Given entries =>
==========
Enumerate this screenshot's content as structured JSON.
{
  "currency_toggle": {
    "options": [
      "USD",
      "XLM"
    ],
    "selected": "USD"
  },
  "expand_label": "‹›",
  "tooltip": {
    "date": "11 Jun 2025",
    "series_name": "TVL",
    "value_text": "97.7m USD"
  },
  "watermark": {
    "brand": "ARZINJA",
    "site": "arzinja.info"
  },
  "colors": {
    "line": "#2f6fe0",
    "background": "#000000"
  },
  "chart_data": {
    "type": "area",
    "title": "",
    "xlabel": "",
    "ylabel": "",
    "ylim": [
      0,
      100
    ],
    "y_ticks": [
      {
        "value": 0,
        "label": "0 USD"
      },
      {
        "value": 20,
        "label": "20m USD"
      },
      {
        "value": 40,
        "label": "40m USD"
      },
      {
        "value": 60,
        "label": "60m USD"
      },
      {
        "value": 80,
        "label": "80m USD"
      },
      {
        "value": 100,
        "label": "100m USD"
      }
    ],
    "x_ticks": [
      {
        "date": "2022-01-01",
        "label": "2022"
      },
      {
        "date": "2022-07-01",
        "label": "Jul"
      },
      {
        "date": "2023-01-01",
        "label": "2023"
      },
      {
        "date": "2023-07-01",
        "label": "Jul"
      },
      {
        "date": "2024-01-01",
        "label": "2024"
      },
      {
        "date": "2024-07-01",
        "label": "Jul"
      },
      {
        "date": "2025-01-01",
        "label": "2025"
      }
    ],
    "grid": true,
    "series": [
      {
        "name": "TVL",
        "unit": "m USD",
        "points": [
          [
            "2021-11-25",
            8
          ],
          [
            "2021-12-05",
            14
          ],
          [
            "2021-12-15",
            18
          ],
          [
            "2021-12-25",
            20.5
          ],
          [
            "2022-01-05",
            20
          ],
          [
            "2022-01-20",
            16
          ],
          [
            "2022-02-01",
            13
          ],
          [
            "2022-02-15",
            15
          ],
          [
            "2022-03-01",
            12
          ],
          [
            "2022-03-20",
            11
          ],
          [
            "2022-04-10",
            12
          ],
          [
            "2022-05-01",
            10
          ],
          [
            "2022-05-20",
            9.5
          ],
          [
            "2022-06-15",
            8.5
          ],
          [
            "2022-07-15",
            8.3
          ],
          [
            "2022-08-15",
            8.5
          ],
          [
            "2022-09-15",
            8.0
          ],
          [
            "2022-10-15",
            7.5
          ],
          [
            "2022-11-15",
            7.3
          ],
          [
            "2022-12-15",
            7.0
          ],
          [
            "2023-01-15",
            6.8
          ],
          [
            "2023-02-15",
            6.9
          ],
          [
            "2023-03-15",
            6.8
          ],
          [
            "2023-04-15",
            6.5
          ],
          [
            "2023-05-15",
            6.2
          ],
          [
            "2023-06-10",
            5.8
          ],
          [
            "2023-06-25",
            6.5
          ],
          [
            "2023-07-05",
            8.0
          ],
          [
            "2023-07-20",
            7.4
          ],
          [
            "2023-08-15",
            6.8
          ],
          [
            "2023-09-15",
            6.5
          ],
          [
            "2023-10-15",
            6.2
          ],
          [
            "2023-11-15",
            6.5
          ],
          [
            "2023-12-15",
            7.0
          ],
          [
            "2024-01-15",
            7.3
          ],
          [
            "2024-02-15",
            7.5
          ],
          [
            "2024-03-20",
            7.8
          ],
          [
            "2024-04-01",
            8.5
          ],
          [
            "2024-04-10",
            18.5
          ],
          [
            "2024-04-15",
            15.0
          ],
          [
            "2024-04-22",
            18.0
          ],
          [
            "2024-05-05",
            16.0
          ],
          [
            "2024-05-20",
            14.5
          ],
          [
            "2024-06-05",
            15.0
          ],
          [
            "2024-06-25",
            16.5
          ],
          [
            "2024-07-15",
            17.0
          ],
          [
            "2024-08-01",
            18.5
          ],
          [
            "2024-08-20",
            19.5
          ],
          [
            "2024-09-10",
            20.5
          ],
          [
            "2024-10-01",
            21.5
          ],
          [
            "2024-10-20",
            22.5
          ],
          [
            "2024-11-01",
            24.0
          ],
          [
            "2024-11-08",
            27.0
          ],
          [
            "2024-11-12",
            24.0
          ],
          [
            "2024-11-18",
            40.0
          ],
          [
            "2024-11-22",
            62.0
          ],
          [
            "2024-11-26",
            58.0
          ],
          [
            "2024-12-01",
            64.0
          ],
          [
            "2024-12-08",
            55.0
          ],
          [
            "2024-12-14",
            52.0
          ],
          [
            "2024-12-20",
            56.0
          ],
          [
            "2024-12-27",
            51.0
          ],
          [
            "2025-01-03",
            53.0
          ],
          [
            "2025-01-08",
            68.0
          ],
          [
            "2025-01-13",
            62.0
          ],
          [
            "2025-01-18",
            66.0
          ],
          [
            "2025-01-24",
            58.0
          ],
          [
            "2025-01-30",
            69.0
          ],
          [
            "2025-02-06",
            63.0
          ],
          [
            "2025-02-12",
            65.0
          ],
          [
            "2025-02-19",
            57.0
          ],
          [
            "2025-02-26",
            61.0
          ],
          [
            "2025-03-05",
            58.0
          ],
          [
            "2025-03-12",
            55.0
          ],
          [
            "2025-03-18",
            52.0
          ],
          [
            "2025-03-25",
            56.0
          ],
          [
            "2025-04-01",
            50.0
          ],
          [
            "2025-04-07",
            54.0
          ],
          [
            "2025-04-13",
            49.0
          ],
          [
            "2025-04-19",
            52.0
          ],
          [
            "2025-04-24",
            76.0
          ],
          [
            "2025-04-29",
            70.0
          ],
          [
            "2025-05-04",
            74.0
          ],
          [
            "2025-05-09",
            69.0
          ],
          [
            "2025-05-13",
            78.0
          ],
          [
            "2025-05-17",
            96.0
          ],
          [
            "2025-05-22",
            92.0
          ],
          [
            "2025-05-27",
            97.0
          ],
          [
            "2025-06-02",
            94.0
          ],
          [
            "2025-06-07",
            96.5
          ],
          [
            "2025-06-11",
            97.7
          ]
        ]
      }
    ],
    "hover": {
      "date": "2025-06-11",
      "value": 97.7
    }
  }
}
==========
The problem => Give only the number of lines in the preceding material that contain the string "date".

Exercise solution => 9